Search the data for the word "JSON". Reproduce every line where it is found.
[Start of DATA SECTION]
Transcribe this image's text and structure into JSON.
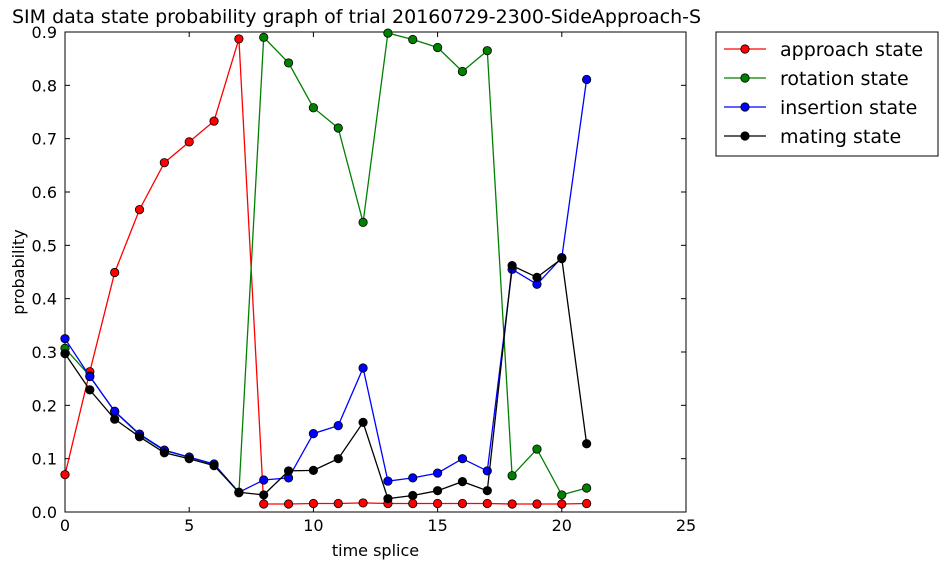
{
  "chart_data": {
    "type": "line",
    "title": "SIM data state probability graph of trial 20160729-2300-SideApproach-S",
    "xlabel": "time splice",
    "ylabel": "probability",
    "xlim": [
      0,
      25
    ],
    "ylim": [
      0,
      0.9
    ],
    "xticks": [
      0,
      5,
      10,
      15,
      20,
      25
    ],
    "yticks": [
      0.0,
      0.1,
      0.2,
      0.3,
      0.4,
      0.5,
      0.6,
      0.7,
      0.8,
      0.9
    ],
    "grid": false,
    "legend_position": "outside-top-right",
    "x": [
      0,
      1,
      2,
      3,
      4,
      5,
      6,
      7,
      8,
      9,
      10,
      11,
      12,
      13,
      14,
      15,
      16,
      17,
      18,
      19,
      20,
      21
    ],
    "series": [
      {
        "name": "approach state",
        "color": "#ff0000",
        "values": [
          0.07,
          0.263,
          0.449,
          0.567,
          0.655,
          0.694,
          0.733,
          0.887,
          0.015,
          0.015,
          0.016,
          0.016,
          0.017,
          0.016,
          0.016,
          0.016,
          0.016,
          0.016,
          0.015,
          0.015,
          0.015,
          0.016
        ]
      },
      {
        "name": "rotation state",
        "color": "#008000",
        "values": [
          0.307,
          0.255,
          0.188,
          0.145,
          0.115,
          0.103,
          0.089,
          0.036,
          0.89,
          0.842,
          0.758,
          0.72,
          0.543,
          0.898,
          0.886,
          0.871,
          0.826,
          0.865,
          0.068,
          0.118,
          0.032,
          0.045
        ]
      },
      {
        "name": "insertion state",
        "color": "#0000ff",
        "values": [
          0.325,
          0.254,
          0.189,
          0.146,
          0.116,
          0.103,
          0.09,
          0.037,
          0.06,
          0.064,
          0.147,
          0.162,
          0.27,
          0.058,
          0.064,
          0.073,
          0.1,
          0.077,
          0.455,
          0.427,
          0.477,
          0.811
        ]
      },
      {
        "name": "mating state",
        "color": "#000000",
        "values": [
          0.297,
          0.229,
          0.174,
          0.141,
          0.111,
          0.1,
          0.087,
          0.037,
          0.032,
          0.077,
          0.078,
          0.1,
          0.168,
          0.025,
          0.031,
          0.04,
          0.057,
          0.04,
          0.462,
          0.44,
          0.475,
          0.128
        ]
      }
    ]
  }
}
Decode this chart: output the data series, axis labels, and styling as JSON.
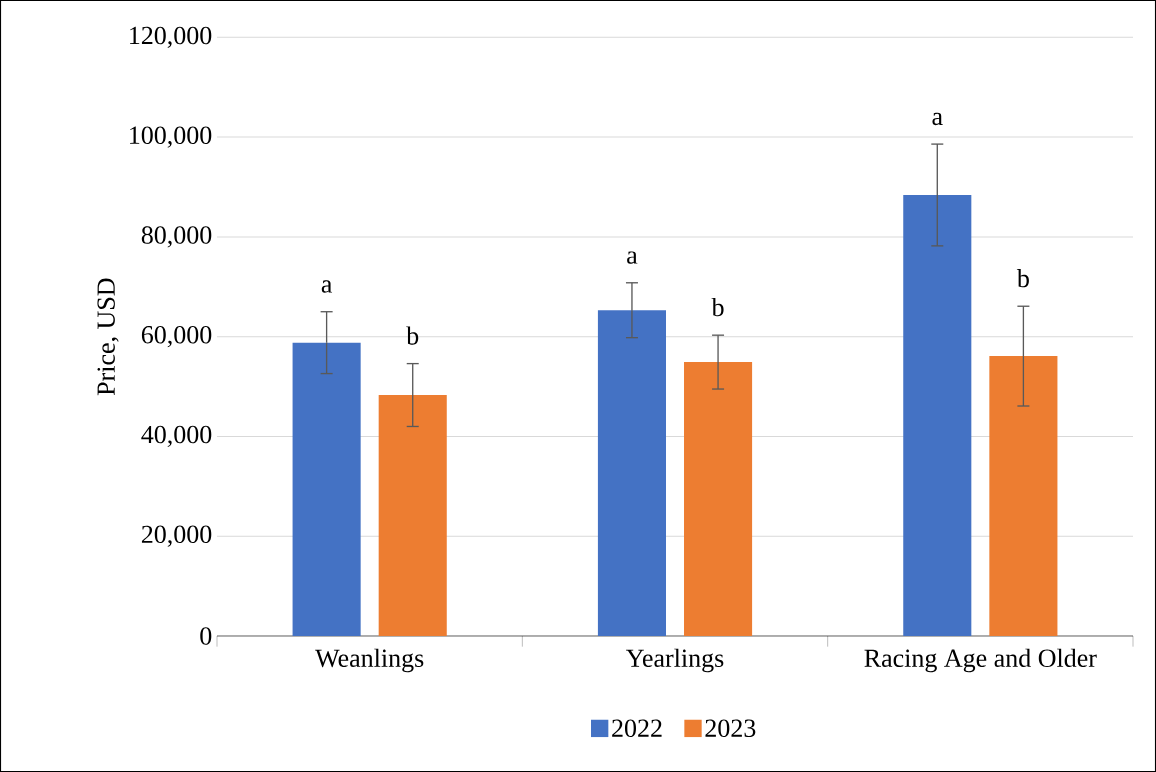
{
  "chart_data": {
    "type": "bar",
    "ylabel": "Price, USD",
    "categories": [
      "Weanlings",
      "Yearlings",
      "Racing Age and Older"
    ],
    "series": [
      {
        "name": "2022",
        "color": "#4472c4",
        "values": [
          58800,
          65300,
          88400
        ],
        "errors": [
          6200,
          5500,
          10200
        ]
      },
      {
        "name": "2023",
        "color": "#ed7d31",
        "values": [
          48300,
          54900,
          56100
        ],
        "errors": [
          6300,
          5400,
          10000
        ]
      }
    ],
    "ylim": [
      0,
      120000
    ],
    "yticks": [
      {
        "value": 0,
        "label": "0"
      },
      {
        "value": 20000,
        "label": "20,000"
      },
      {
        "value": 40000,
        "label": "40,000"
      },
      {
        "value": 60000,
        "label": "60,000"
      },
      {
        "value": 80000,
        "label": "80,000"
      },
      {
        "value": 100000,
        "label": "100,000"
      },
      {
        "value": 120000,
        "label": "120,000"
      }
    ],
    "grid": "y",
    "legend": "bottom",
    "annotations": [
      "a",
      "b",
      "a",
      "b",
      "a",
      "b"
    ]
  }
}
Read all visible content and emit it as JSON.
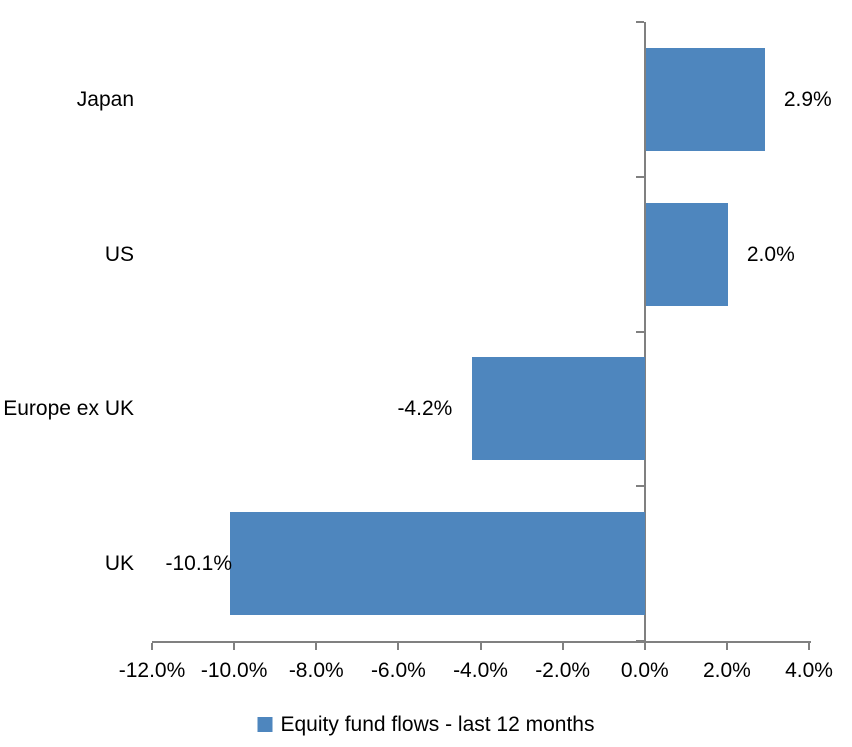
{
  "chart_data": {
    "type": "bar",
    "orientation": "horizontal",
    "title": "",
    "categories": [
      "Japan",
      "US",
      "Europe ex UK",
      "UK"
    ],
    "values": [
      2.9,
      2.0,
      -4.2,
      -10.1
    ],
    "data_labels": [
      "2.9%",
      "2.0%",
      "-4.2%",
      "-10.1%"
    ],
    "xlim": [
      -12,
      4
    ],
    "x_tick_values": [
      -12,
      -10,
      -8,
      -6,
      -4,
      -2,
      0,
      2,
      4
    ],
    "x_tick_labels": [
      "-12.0%",
      "-10.0%",
      "-8.0%",
      "-6.0%",
      "-4.0%",
      "-2.0%",
      "0.0%",
      "2.0%",
      "4.0%"
    ],
    "grid": "off",
    "legend_position": "bottom",
    "legend": [
      {
        "label": "Equity fund flows - last 12 months",
        "color": "#4E86BE"
      }
    ],
    "series_color": "#4E86BE",
    "axis_color": "#808080",
    "text_color": "#000000",
    "background_color": "#FFFFFF"
  }
}
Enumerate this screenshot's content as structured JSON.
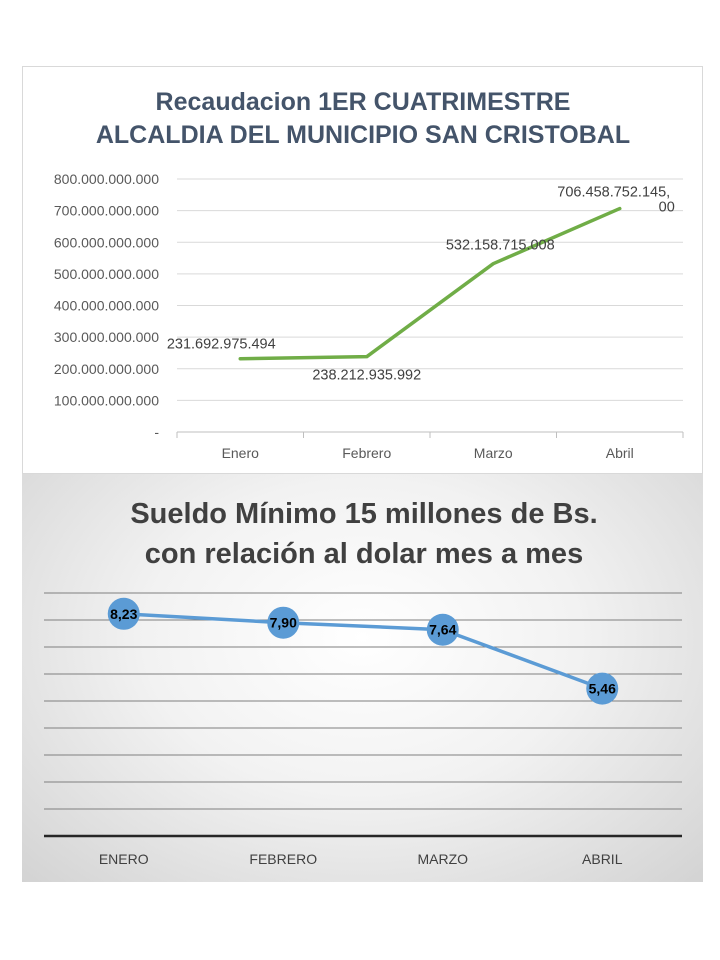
{
  "chart_data": [
    {
      "type": "line",
      "title_lines": [
        "Recaudacion 1ER CUATRIMESTRE",
        "ALCALDIA DEL MUNICIPIO SAN CRISTOBAL"
      ],
      "categories": [
        "Enero",
        "Febrero",
        "Marzo",
        "Abril"
      ],
      "values": [
        231692975494,
        238212935992,
        532158715008,
        706458752145
      ],
      "data_labels": [
        "231.692.975.494",
        "238.212.935.992",
        "532.158.715.008",
        "706.458.752.145,\n00"
      ],
      "ylim": [
        0,
        800000000000
      ],
      "y_ticks": [
        0,
        100000000000,
        200000000000,
        300000000000,
        400000000000,
        500000000000,
        600000000000,
        700000000000,
        800000000000
      ],
      "y_tick_labels": [
        "-",
        "100.000.000.000",
        "200.000.000.000",
        "300.000.000.000",
        "400.000.000.000",
        "500.000.000.000",
        "600.000.000.000",
        "700.000.000.000",
        "800.000.000.000"
      ],
      "grid": true,
      "line_color": "#70ad47"
    },
    {
      "type": "line",
      "title_lines": [
        "Sueldo Mínimo 15 millones de Bs.",
        "con relación al dolar mes a mes"
      ],
      "categories": [
        "ENERO",
        "FEBRERO",
        "MARZO",
        "ABRIL"
      ],
      "values": [
        8.23,
        7.9,
        7.64,
        5.46
      ],
      "data_labels": [
        "8,23",
        "7,90",
        "7,64",
        "5,46"
      ],
      "ylim": [
        0,
        9
      ],
      "grid": true,
      "line_color": "#5b9bd5"
    }
  ]
}
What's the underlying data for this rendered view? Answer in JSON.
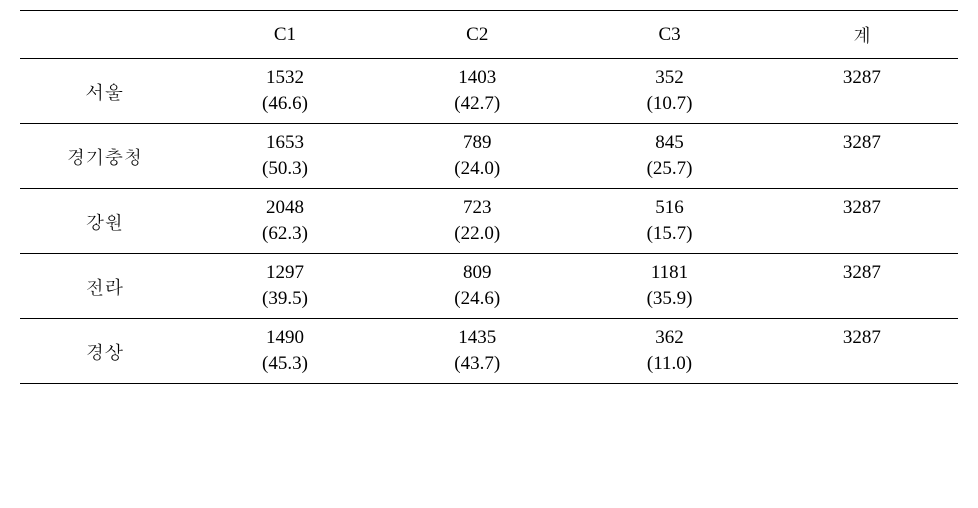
{
  "table": {
    "type": "table",
    "columns": {
      "label": "",
      "c1": "C1",
      "c2": "C2",
      "c3": "C3",
      "total": "계"
    },
    "rows": [
      {
        "label": "서울",
        "c1_val": "1532",
        "c2_val": "1403",
        "c3_val": "352",
        "total": "3287",
        "c1_pct": "(46.6)",
        "c2_pct": "(42.7)",
        "c3_pct": "(10.7)"
      },
      {
        "label": "경기충청",
        "c1_val": "1653",
        "c2_val": "789",
        "c3_val": "845",
        "total": "3287",
        "c1_pct": "(50.3)",
        "c2_pct": "(24.0)",
        "c3_pct": "(25.7)"
      },
      {
        "label": "강원",
        "c1_val": "2048",
        "c2_val": "723",
        "c3_val": "516",
        "total": "3287",
        "c1_pct": "(62.3)",
        "c2_pct": "(22.0)",
        "c3_pct": "(15.7)"
      },
      {
        "label": "전라",
        "c1_val": "1297",
        "c2_val": "809",
        "c3_val": "1181",
        "total": "3287",
        "c1_pct": "(39.5)",
        "c2_pct": "(24.6)",
        "c3_pct": "(35.9)"
      },
      {
        "label": "경상",
        "c1_val": "1490",
        "c2_val": "1435",
        "c3_val": "362",
        "total": "3287",
        "c1_pct": "(45.3)",
        "c2_pct": "(43.7)",
        "c3_pct": "(11.0)"
      }
    ],
    "styles": {
      "border_color": "#000000",
      "background_color": "#ffffff",
      "text_color": "#000000",
      "font_size_pt": 14,
      "font_family": "serif",
      "column_widths_pct": [
        18,
        20.5,
        20.5,
        20.5,
        20.5
      ]
    }
  }
}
[End of DATA SECTION]
• [PROBLEM SOLUTION]:
Transcribe this image's text and structure into JSON.
Decode this chart: output the data series, axis labels, and styling as JSON.
Read all visible content and emit it as JSON.
Enumerate this screenshot's content as structured JSON.
What's the underlying data for this rendered view? Answer in JSON.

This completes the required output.